• _WHAT TO PRODUCE_
Below are some records; retype all of them exactly.

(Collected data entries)
★ ★ ★ ★
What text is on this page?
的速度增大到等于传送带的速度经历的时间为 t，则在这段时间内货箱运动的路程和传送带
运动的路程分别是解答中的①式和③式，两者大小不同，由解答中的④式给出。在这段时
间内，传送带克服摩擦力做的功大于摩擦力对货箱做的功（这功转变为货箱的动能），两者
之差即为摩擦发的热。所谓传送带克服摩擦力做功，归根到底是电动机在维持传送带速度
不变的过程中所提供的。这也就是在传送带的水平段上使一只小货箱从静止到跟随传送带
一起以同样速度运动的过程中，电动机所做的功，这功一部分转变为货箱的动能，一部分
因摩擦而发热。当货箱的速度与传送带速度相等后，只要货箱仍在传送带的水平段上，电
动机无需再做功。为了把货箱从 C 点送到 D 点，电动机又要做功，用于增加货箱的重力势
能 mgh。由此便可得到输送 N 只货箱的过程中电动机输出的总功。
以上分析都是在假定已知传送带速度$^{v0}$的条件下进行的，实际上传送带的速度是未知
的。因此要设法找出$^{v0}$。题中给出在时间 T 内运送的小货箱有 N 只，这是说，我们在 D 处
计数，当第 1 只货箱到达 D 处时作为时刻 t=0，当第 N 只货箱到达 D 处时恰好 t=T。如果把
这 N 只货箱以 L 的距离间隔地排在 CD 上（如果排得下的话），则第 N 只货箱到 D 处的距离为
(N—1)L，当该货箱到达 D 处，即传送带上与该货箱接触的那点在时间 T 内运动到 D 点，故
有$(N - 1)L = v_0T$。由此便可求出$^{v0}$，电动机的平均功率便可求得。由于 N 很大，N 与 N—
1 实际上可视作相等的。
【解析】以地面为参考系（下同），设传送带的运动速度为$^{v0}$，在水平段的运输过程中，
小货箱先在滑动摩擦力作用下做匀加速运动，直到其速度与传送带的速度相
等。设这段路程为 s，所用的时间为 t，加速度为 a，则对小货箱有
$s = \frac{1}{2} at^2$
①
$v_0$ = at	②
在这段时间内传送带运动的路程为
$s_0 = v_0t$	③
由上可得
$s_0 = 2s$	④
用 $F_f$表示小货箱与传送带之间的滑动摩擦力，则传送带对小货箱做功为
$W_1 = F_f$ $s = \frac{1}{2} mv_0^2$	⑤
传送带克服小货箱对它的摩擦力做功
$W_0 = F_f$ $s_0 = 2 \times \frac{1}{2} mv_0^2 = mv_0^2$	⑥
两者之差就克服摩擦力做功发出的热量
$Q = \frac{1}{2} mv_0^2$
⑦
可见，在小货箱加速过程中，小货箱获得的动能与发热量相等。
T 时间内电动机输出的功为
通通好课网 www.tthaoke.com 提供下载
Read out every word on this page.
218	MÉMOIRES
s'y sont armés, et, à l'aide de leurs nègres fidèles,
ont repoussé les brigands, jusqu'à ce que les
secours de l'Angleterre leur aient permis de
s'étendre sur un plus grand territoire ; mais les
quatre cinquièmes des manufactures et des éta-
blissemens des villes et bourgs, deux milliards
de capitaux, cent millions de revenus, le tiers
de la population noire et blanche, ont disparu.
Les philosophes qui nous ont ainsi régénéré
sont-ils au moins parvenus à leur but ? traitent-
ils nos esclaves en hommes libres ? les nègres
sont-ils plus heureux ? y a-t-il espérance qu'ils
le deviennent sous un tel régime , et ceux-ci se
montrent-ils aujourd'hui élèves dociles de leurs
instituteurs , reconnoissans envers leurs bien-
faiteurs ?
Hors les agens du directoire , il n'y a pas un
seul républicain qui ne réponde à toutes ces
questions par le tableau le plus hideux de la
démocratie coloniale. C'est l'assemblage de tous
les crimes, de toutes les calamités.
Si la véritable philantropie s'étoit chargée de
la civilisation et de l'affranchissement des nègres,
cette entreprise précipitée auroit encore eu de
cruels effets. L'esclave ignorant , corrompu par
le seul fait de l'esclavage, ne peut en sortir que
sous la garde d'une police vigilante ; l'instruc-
★ ★ ★ ★
• _RESPONSE TO THIS TASK_
What text is on this page?
的速度增大到等于传送带的速度经历的时间为 t，则在这段时间内货箱运动的路程和传送带
运动的路程分别是解答中的①式和③式，两者大小不同，由解答中的④式给出。在这段时
间内，传送带克服摩擦力做的功大于摩擦力对货箱做的功（这功转变为货箱的动能），两者
之差即为摩擦发的热。所谓传送带克服摩擦力做功，归根到底是电动机在维持传送带速度
不变的过程中所提供的。这也就是在传送带的水平段上使一只小货箱从静止到跟随传送带
一起以同样速度运动的过程中，电动机所做的功，这功一部分转变为货箱的动能，一部分
因摩擦而发热。当货箱的速度与传送带速度相等后，只要货箱仍在传送带的水平段上，电
动机无需再做功。为了把货箱从 C 点送到 D 点，电动机又要做功，用于增加货箱的重力势
能 mgh。由此便可得到输送 N 只货箱的过程中电动机输出的总功。
以上分析都是在假定已知传送带速度$^{v0}$的条件下进行的，实际上传送带的速度是未知
的。因此要设法找出$^{v0}$。题中给出在时间 T 内运送的小货箱有 N 只，这是说，我们在 D 处
计数，当第 1 只货箱到达 D 处时作为时刻 t=0，当第 N 只货箱到达 D 处时恰好 t=T。如果把
这 N 只货箱以 L 的距离间隔地排在 CD 上（如果排得下的话），则第 N 只货箱到 D 处的距离为
(N—1)L，当该货箱到达 D 处，即传送带上与该货箱接触的那点在时间 T 内运动到 D 点，故
有$(N - 1)L = v_0T$。由此便可求出$^{v0}$，电动机的平均功率便可求得。由于 N 很大，N 与 N—
1 实际上可视作相等的。
【解析】以地面为参考系（下同），设传送带的运动速度为$^{v0}$，在水平段的运输过程中，
小货箱先在滑动摩擦力作用下做匀加速运动，直到其速度与传送带的速度相
等。设这段路程为 s，所用的时间为 t，加速度为 a，则对小货箱有
$s = \frac{1}{2} at^2$
①
$v_0$ = at	②
在这段时间内传送带运动的路程为
$s_0 = v_0t$	③
由上可得
$s_0 = 2s$	④
用 $F_f$表示小货箱与传送带之间的滑动摩擦力，则传送带对小货箱做功为
$W_1 = F_f$ $s = \frac{1}{2} mv_0^2$	⑤
传送带克服小货箱对它的摩擦力做功
$W_0 = F_f$ $s_0 = 2 \times \frac{1}{2} mv_0^2 = mv_0^2$	⑥
两者之差就克服摩擦力做功发出的热量
$Q = \frac{1}{2} mv_0^2$
⑦
可见，在小货箱加速过程中，小货箱获得的动能与发热量相等。
T 时间内电动机输出的功为
通通好课网 www.tthaoke.com 提供下载
Read out every word on this page.
218	MÉMOIRES
s'y sont armés, et, à l'aide de leurs nègres fidèles,
ont repoussé les brigands, jusqu'à ce que les
secours de l'Angleterre leur aient permis de
s'étendre sur un plus grand territoire ; mais les
quatre cinquièmes des manufactures et des éta-
blissemens des villes et bourgs, deux milliards
de capitaux, cent millions de revenus, le tiers
de la population noire et blanche, ont disparu.
Les philosophes qui nous ont ainsi régénéré
sont-ils au moins parvenus à leur but ? traitent-
ils nos esclaves en hommes libres ? les nègres
sont-ils plus heureux ? y a-t-il espérance qu'ils
le deviennent sous un tel régime , et ceux-ci se
montrent-ils aujourd'hui élèves dociles de leurs
instituteurs , reconnoissans envers leurs bien-
faiteurs ?
Hors les agens du directoire , il n'y a pas un
seul républicain qui ne réponde à toutes ces
questions par le tableau le plus hideux de la
démocratie coloniale. C'est l'assemblage de tous
les crimes, de toutes les calamités.
Si la véritable philantropie s'étoit chargée de
la civilisation et de l'affranchissement des nègres,
cette entreprise précipitée auroit encore eu de
cruels effets. L'esclave ignorant , corrompu par
le seul fait de l'esclavage, ne peut en sortir que
sous la garde d'une police vigilante ; l'instruc-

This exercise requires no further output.